** TASK **
Go through the entries and count the lines with the string "Virat" in them. Give only that number.

** RECORDS **
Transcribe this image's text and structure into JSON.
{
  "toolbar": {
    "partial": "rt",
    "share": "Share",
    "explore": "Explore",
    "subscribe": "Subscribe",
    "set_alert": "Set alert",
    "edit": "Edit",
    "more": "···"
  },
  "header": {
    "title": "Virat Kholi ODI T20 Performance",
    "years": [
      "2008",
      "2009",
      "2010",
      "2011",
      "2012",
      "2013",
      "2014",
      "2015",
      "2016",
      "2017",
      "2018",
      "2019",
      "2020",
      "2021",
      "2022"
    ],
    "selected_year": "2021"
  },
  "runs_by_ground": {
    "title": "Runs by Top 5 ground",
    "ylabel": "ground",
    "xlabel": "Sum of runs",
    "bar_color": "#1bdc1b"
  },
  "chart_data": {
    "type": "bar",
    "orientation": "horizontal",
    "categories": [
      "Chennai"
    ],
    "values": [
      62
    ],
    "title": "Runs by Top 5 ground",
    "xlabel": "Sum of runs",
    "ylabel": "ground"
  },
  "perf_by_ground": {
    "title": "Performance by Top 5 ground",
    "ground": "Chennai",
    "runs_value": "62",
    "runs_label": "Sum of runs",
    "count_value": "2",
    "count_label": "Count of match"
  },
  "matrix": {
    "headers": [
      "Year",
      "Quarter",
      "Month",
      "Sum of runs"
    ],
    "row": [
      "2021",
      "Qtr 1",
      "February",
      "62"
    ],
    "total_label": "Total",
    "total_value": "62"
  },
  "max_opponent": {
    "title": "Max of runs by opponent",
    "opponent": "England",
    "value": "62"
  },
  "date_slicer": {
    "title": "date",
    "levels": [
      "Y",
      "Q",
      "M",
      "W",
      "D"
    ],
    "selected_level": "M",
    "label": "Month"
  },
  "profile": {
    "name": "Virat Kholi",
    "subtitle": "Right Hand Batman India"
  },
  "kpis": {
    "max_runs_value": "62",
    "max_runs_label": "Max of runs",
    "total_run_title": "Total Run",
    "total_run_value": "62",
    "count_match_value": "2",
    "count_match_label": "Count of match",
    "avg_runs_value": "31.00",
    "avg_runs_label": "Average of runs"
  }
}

** PROBLEM SOLUTION **
2